## TASK STATEMENT
Repeat the data in full and exactly. Leave the pictures out.

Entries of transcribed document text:
* * *

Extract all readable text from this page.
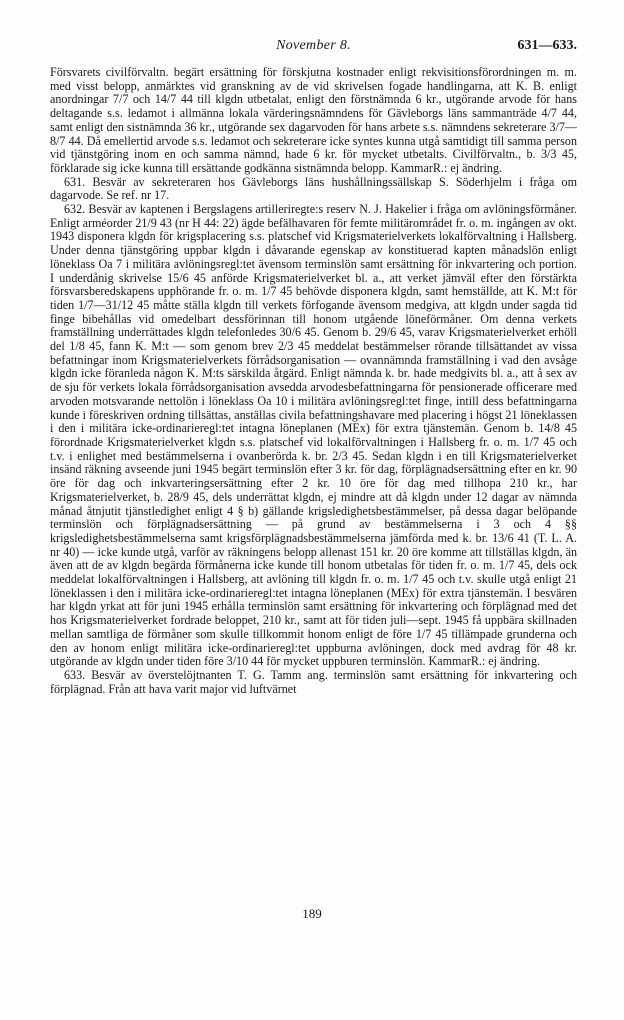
November 8.	631—633.

Försvarets civilförvaltn. begärt ersättning för förskjutna kostnader enligt rekvisitionsförordningen m. m. med visst belopp, anmärktes vid granskning av de vid skrivelsen fogade handlingarna, att K. B. enligt anordningar 7/7 och 14/7 44 till klgdn utbetalat, enligt den förstnämnda 6 kr., utgörande arvode för hans deltagande s.s. ledamot i allmänna lokala värderingsnämndens för Gävleborgs läns sammanträde 4/7 44, samt enligt den sistnämnda 36 kr., utgörande sex dagarvoden för hans arbete s.s. nämndens sekreterare 3/7—8/7 44. Då emellertid arvode s.s. ledamot och sekreterare icke syntes kunna utgå samtidigt till samma person vid tjänstgöring inom en och samma nämnd, hade 6 kr. för mycket utbetalts. Civilförvaltn., b. 3/3 45, förklarade sig icke kunna till ersättande godkänna sistnämnda belopp. KammarR.: ej ändring.

631. Besvär av sekreteraren hos Gävleborgs läns hushållningssällskap S. Söderhjelm i fråga om dagarvode. Se ref. nr 17.

632. Besvär av kaptenen i Bergslagens artilleriregte:s reserv N. J. Hakelier i fråga om avlöningsförmåner. Enligt arméorder 21/9 43 (nr H 44: 22) ägde befälhavaren för femte militärområdet fr. o. m. ingången av okt. 1943 disponera klgdn för krigsplacering s.s. platschef vid Krigsmaterielverkets lokalförvaltning i Hallsberg. Under denna tjänstgöring uppbar klgdn i dåvarande egenskap av konstituerad kapten månadslön enligt löneklass Oa 7 i militära avlöningsregl:tet ävensom terminslön samt ersättning för inkvartering och portion. I underdånig skrivelse 15/6 45 anförde Krigsmaterielverket bl. a., att verket jämväl efter den förstärkta försvarsberedskapens upphörande fr. o. m. 1/7 45 behövde disponera klgdn, samt hemställde, att K. M:t för tiden 1/7—31/12 45 måtte ställa klgdn till verkets förfogande ävensom medgiva, att klgdn under sagda tid finge bibehållas vid omedelbart dessförinnan till honom utgående löneförmåner. Om denna verkets framställning underrättades klgdn telefonledes 30/6 45. Genom b. 29/6 45, varav Krigsmaterielverket erhöll del 1/8 45, fann K. M:t — som genom brev 2/3 45 meddelat bestämmelser rörande tillsättandet av vissa befattningar inom Krigsmaterielverkets förrådsorganisation — ovannämnda framställning i vad den avsåge klgdn icke föranleda någon K. M:ts särskilda åtgärd. Enligt nämnda k. br. hade medgivits bl. a., att å sex av de sju för verkets lokala förrådsorganisation avsedda arvodesbefattningarna för pensionerade officerare med arvoden motsvarande nettolön i löneklass Oa 10 i militära avlöningsregl:tet finge, intill dess befattningarna kunde i föreskriven ordning tillsättas, anställas civila befattningshavare med placering i högst 21 löneklassen i den i militära icke-ordinarieregl:tet intagna löneplanen (MEx) för extra tjänstemän. Genom b. 14/8 45 förordnade Krigsmaterielverket klgdn s.s. platschef vid lokalförvaltningen i Hallsberg fr. o. m. 1/7 45 och t.v. i enlighet med bestämmelserna i ovanberörda k. br. 2/3 45. Sedan klgdn i en till Krigsmaterielverket insänd räkning avseende juni 1945 begärt terminslön efter 3 kr. för dag, förplägnadsersättning efter en kr. 90 öre för dag och inkvarteringsersättning efter 2 kr. 10 öre för dag med tillhopa 210 kr., har Krigsmaterielverket, b. 28/9 45, dels underrättat klgdn, ej mindre att då klgdn under 12 dagar av nämnda månad åtnjutit tjänstledighet enligt 4 § b) gällande krigsledighetsbestämmelser, på dessa dagar belöpande terminslön och förplägnadsersättning — på grund av bestämmelserna i 3 och 4 §§ krigsledighetsbestämmelserna samt krigsförplägnadsbestämmelserna jämförda med k. br. 13/6 41 (T. L. A. nr 40) — icke kunde utgå, varför av räkningens belopp allenast 151 kr. 20 öre komme att tillställas klgdn, än även att de av klgdn begärda förmånerna icke kunde till honom utbetalas för tiden fr. o. m. 1/7 45, dels ock meddelat lokalförvaltningen i Hallsberg, att avlöning till klgdn fr. o. m. 1/7 45 och t.v. skulle utgå enligt 21 löneklassen i den i militära icke-ordinarieregl:tet intagna löneplanen (MEx) för extra tjänstemän. I besvären har klgdn yrkat att för juni 1945 erhålla terminslön samt ersättning för inkvartering och förplägnad med det hos Krigsmaterielverket fordrade beloppet, 210 kr., samt att för tiden juli—sept. 1945 få uppbära skillnaden mellan samtliga de förmåner som skulle tillkommit honom enligt de före 1/7 45 tillämpade grunderna och den av honom enligt militära icke-ordinarieregl:tet uppburna avlöningen, dock med avdrag för 48 kr. utgörande av klgdn under tiden före 3/10 44 för mycket uppburen terminslön. KammarR.: ej ändring.

633. Besvär av överstelöjtnanten T. G. Tamm ang. terminslön samt ersättning för inkvartering och förplägnad. Från att hava varit major vid luftvärnet

189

* * *

## WRITTEN RESPONSE
Extract all readable text from this page.
November 8.	631—633.

Försvarets civilförvaltn. begärt ersättning för förskjutna kostnader enligt rekvisitionsförordningen m. m. med visst belopp, anmärktes vid granskning av de vid skrivelsen fogade handlingarna, att K. B. enligt anordningar 7/7 och 14/7 44 till klgdn utbetalat, enligt den förstnämnda 6 kr., utgörande arvode för hans deltagande s.s. ledamot i allmänna lokala värderingsnämndens för Gävleborgs läns sammanträde 4/7 44, samt enligt den sistnämnda 36 kr., utgörande sex dagarvoden för hans arbete s.s. nämndens sekreterare 3/7—8/7 44. Då emellertid arvode s.s. ledamot och sekreterare icke syntes kunna utgå samtidigt till samma person vid tjänstgöring inom en och samma nämnd, hade 6 kr. för mycket utbetalts. Civilförvaltn., b. 3/3 45, förklarade sig icke kunna till ersättande godkänna sistnämnda belopp. KammarR.: ej ändring.

631. Besvär av sekreteraren hos Gävleborgs läns hushållningssällskap S. Söderhjelm i fråga om dagarvode. Se ref. nr 17.

632. Besvär av kaptenen i Bergslagens artilleriregte:s reserv N. J. Hakelier i fråga om avlöningsförmåner. Enligt arméorder 21/9 43 (nr H 44: 22) ägde befälhavaren för femte militärområdet fr. o. m. ingången av okt. 1943 disponera klgdn för krigsplacering s.s. platschef vid Krigsmaterielverkets lokalförvaltning i Hallsberg. Under denna tjänstgöring uppbar klgdn i dåvarande egenskap av konstituerad kapten månadslön enligt löneklass Oa 7 i militära avlöningsregl:tet ävensom terminslön samt ersättning för inkvartering och portion. I underdånig skrivelse 15/6 45 anförde Krigsmaterielverket bl. a., att verket jämväl efter den förstärkta försvarsberedskapens upphörande fr. o. m. 1/7 45 behövde disponera klgdn, samt hemställde, att K. M:t för tiden 1/7—31/12 45 måtte ställa klgdn till verkets förfogande ävensom medgiva, att klgdn under sagda tid finge bibehållas vid omedelbart dessförinnan till honom utgående löneförmåner. Om denna verkets framställning underrättades klgdn telefonledes 30/6 45. Genom b. 29/6 45, varav Krigsmaterielverket erhöll del 1/8 45, fann K. M:t — som genom brev 2/3 45 meddelat bestämmelser rörande tillsättandet av vissa befattningar inom Krigsmaterielverkets förrådsorganisation — ovannämnda framställning i vad den avsåge klgdn icke föranleda någon K. M:ts särskilda åtgärd. Enligt nämnda k. br. hade medgivits bl. a., att å sex av de sju för verkets lokala förrådsorganisation avsedda arvodesbefattningarna för pensionerade officerare med arvoden motsvarande nettolön i löneklass Oa 10 i militära avlöningsregl:tet finge, intill dess befattningarna kunde i föreskriven ordning tillsättas, anställas civila befattningshavare med placering i högst 21 löneklassen i den i militära icke-ordinarieregl:tet intagna löneplanen (MEx) för extra tjänstemän. Genom b. 14/8 45 förordnade Krigsmaterielverket klgdn s.s. platschef vid lokalförvaltningen i Hallsberg fr. o. m. 1/7 45 och t.v. i enlighet med bestämmelserna i ovanberörda k. br. 2/3 45. Sedan klgdn i en till Krigsmaterielverket insänd räkning avseende juni 1945 begärt terminslön efter 3 kr. för dag, förplägnadsersättning efter en kr. 90 öre för dag och inkvarteringsersättning efter 2 kr. 10 öre för dag med tillhopa 210 kr., har Krigsmaterielverket, b. 28/9 45, dels underrättat klgdn, ej mindre att då klgdn under 12 dagar av nämnda månad åtnjutit tjänstledighet enligt 4 § b) gällande krigsledighetsbestämmelser, på dessa dagar belöpande terminslön och förplägnadsersättning — på grund av bestämmelserna i 3 och 4 §§ krigsledighetsbestämmelserna samt krigsförplägnadsbestämmelserna jämförda med k. br. 13/6 41 (T. L. A. nr 40) — icke kunde utgå, varför av räkningens belopp allenast 151 kr. 20 öre komme att tillställas klgdn, än även att de av klgdn begärda förmånerna icke kunde till honom utbetalas för tiden fr. o. m. 1/7 45, dels ock meddelat lokalförvaltningen i Hallsberg, att avlöning till klgdn fr. o. m. 1/7 45 och t.v. skulle utgå enligt 21 löneklassen i den i militära icke-ordinarieregl:tet intagna löneplanen (MEx) för extra tjänstemän. I besvären har klgdn yrkat att för juni 1945 erhålla terminslön samt ersättning för inkvartering och förplägnad med det hos Krigsmaterielverket fordrade beloppet, 210 kr., samt att för tiden juli—sept. 1945 få uppbära skillnaden mellan samtliga de förmåner som skulle tillkommit honom enligt de före 1/7 45 tillämpade grunderna och den av honom enligt militära icke-ordinarieregl:tet uppburna avlöningen, dock med avdrag för 48 kr. utgörande av klgdn under tiden före 3/10 44 för mycket uppburen terminslön. KammarR.: ej ändring.

633. Besvär av överstelöjtnanten T. G. Tamm ang. terminslön samt ersättning för inkvartering och förplägnad. Från att hava varit major vid luftvärnet

189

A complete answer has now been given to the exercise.